Exercise task:
Leave out the pictures, and return only the lines running from the one that contains "Enumerate this screenshot's" to the one that contains "What's the underlying", both included, exactly as they appear.
* Start Dataset entries *
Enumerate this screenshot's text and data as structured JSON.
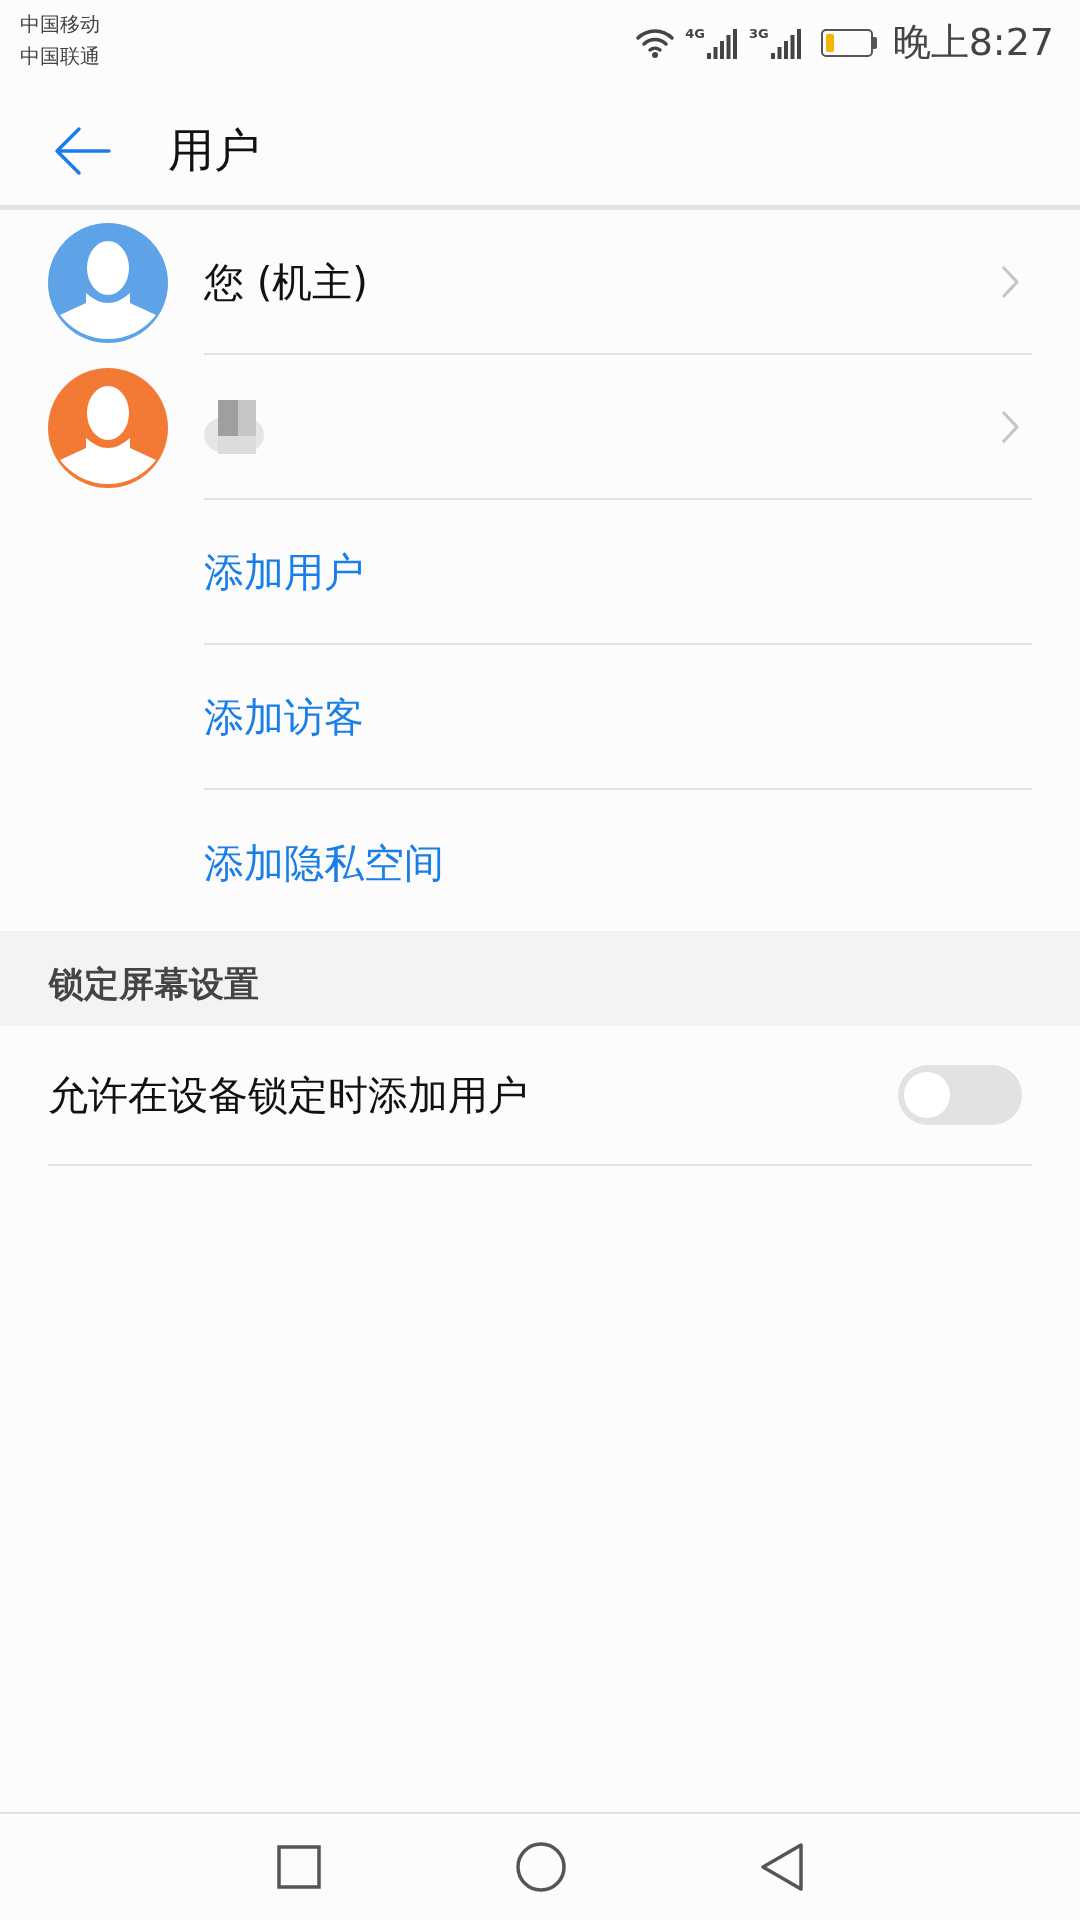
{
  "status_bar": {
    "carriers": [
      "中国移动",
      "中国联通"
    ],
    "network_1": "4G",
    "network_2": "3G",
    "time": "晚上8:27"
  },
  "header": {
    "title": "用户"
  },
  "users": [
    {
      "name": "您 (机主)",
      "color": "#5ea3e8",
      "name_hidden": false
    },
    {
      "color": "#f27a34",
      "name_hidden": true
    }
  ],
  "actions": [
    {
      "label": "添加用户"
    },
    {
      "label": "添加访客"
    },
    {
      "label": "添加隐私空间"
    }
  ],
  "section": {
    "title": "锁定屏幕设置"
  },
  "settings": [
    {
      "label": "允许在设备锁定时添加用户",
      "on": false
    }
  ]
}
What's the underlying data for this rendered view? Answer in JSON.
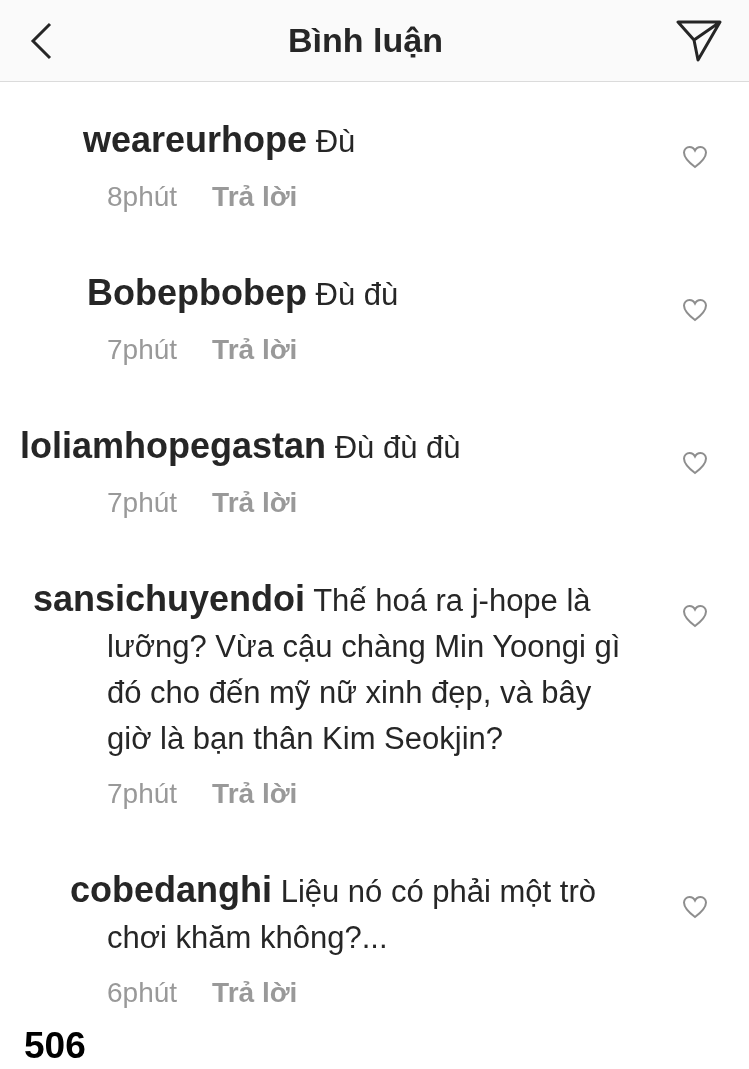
* End Dataset entries *
* Start Dataset entries *
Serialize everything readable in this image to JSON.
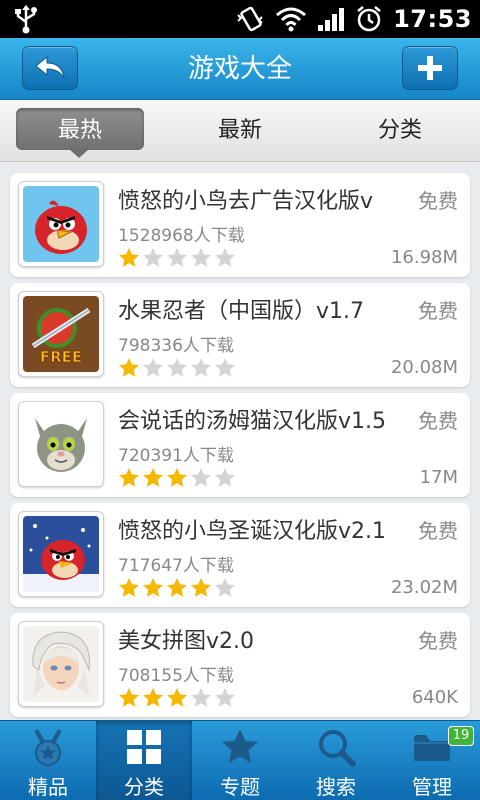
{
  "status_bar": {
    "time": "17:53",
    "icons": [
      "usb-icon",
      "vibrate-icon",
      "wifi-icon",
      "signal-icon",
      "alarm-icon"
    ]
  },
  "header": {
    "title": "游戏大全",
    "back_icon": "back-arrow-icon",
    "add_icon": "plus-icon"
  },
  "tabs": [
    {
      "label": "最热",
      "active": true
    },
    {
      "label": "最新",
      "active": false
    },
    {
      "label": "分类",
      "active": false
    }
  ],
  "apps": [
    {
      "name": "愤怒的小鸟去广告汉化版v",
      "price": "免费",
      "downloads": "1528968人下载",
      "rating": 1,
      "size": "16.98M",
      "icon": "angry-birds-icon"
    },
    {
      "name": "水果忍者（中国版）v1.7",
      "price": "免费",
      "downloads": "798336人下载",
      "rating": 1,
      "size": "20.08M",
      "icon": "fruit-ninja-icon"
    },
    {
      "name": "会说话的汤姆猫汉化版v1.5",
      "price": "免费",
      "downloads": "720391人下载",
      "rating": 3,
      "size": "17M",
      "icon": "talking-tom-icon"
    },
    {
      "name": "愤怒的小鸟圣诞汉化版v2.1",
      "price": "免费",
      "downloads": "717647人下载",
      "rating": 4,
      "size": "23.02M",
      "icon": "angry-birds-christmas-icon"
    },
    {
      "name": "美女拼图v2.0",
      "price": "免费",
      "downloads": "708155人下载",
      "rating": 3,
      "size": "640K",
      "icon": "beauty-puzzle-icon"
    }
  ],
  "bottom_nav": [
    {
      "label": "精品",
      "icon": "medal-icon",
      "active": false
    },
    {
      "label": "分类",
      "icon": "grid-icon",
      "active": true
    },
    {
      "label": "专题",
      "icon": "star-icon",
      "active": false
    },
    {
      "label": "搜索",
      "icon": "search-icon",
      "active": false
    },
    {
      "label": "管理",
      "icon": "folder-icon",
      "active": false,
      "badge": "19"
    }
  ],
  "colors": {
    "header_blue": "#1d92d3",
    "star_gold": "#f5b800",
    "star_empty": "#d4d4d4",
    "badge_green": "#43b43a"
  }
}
* End Dataset entries *
* Start Dataset entries *
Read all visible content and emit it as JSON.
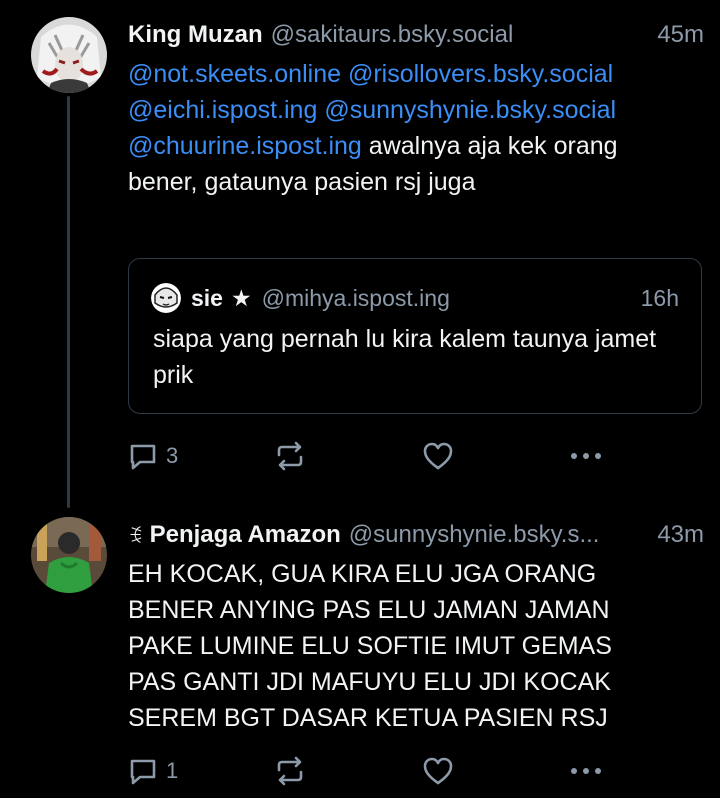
* End Dataset entries *
Final result:
Enumerate this screenshot's text and data as structured JSON.
{
  "status_bar": {
    "carriers": [
      "中国移动",
      "中国联通"
    ],
    "network_1": "4G",
    "network_2": "3G",
    "time": "晚上8:27"
  },
  "header": {
    "title": "用户"
  },
  "users": [
    {
      "name": "您 (机主)",
      "color": "#5ea3e8",
      "name_hidden": false
    },
    {
      "color": "#f27a34",
      "name_hidden": true
    }
  ],
  "actions": [
    {
      "label": "添加用户"
    },
    {
      "label": "添加访客"
    },
    {
      "label": "添加隐私空间"
    }
  ],
  "section": {
    "title": "锁定屏幕设置"
  },
  "settings": [
    {
      "label": "允许在设备锁定时添加用户",
      "on": false
    }
  ]
}
What's the underlying data for this rendered view? Answer in JSON.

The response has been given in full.